◆ **RAW DATA**
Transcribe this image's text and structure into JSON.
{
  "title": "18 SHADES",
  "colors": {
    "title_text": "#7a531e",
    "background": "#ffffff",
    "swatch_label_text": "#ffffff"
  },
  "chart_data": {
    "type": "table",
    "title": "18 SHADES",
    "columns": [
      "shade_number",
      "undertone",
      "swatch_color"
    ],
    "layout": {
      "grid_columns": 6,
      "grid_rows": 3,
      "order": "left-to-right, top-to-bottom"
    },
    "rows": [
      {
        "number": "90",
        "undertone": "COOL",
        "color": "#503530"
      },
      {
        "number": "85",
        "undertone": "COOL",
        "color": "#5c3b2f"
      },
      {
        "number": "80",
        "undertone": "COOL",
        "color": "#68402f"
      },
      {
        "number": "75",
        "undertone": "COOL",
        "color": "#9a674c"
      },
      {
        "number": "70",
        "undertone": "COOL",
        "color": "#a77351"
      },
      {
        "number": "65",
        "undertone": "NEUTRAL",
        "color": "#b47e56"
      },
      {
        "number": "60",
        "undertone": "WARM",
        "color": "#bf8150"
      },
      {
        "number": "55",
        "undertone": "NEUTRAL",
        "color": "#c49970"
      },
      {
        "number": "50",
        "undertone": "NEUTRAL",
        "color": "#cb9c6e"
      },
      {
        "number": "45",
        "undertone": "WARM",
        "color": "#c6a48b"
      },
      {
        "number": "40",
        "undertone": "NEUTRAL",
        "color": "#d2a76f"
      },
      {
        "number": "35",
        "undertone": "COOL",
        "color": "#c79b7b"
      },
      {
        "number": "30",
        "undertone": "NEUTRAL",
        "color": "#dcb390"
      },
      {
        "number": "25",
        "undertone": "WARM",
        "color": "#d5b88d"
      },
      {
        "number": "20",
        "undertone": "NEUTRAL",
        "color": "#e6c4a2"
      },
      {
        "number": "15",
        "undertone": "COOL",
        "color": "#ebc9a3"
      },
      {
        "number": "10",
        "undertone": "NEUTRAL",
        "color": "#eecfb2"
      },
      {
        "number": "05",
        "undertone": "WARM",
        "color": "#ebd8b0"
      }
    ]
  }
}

◆ **SHORT TASK**
Repeat all of the records above exactly as they appear.

◆ **SOLVED PROBLEM**
Transcribe this image's text and structure into JSON.
{
  "title": "18 SHADES",
  "colors": {
    "title_text": "#7a531e",
    "background": "#ffffff",
    "swatch_label_text": "#ffffff"
  },
  "chart_data": {
    "type": "table",
    "title": "18 SHADES",
    "columns": [
      "shade_number",
      "undertone",
      "swatch_color"
    ],
    "layout": {
      "grid_columns": 6,
      "grid_rows": 3,
      "order": "left-to-right, top-to-bottom"
    },
    "rows": [
      {
        "number": "90",
        "undertone": "COOL",
        "color": "#503530"
      },
      {
        "number": "85",
        "undertone": "COOL",
        "color": "#5c3b2f"
      },
      {
        "number": "80",
        "undertone": "COOL",
        "color": "#68402f"
      },
      {
        "number": "75",
        "undertone": "COOL",
        "color": "#9a674c"
      },
      {
        "number": "70",
        "undertone": "COOL",
        "color": "#a77351"
      },
      {
        "number": "65",
        "undertone": "NEUTRAL",
        "color": "#b47e56"
      },
      {
        "number": "60",
        "undertone": "WARM",
        "color": "#bf8150"
      },
      {
        "number": "55",
        "undertone": "NEUTRAL",
        "color": "#c49970"
      },
      {
        "number": "50",
        "undertone": "NEUTRAL",
        "color": "#cb9c6e"
      },
      {
        "number": "45",
        "undertone": "WARM",
        "color": "#c6a48b"
      },
      {
        "number": "40",
        "undertone": "NEUTRAL",
        "color": "#d2a76f"
      },
      {
        "number": "35",
        "undertone": "COOL",
        "color": "#c79b7b"
      },
      {
        "number": "30",
        "undertone": "NEUTRAL",
        "color": "#dcb390"
      },
      {
        "number": "25",
        "undertone": "WARM",
        "color": "#d5b88d"
      },
      {
        "number": "20",
        "undertone": "NEUTRAL",
        "color": "#e6c4a2"
      },
      {
        "number": "15",
        "undertone": "COOL",
        "color": "#ebc9a3"
      },
      {
        "number": "10",
        "undertone": "NEUTRAL",
        "color": "#eecfb2"
      },
      {
        "number": "05",
        "undertone": "WARM",
        "color": "#ebd8b0"
      }
    ]
  }
}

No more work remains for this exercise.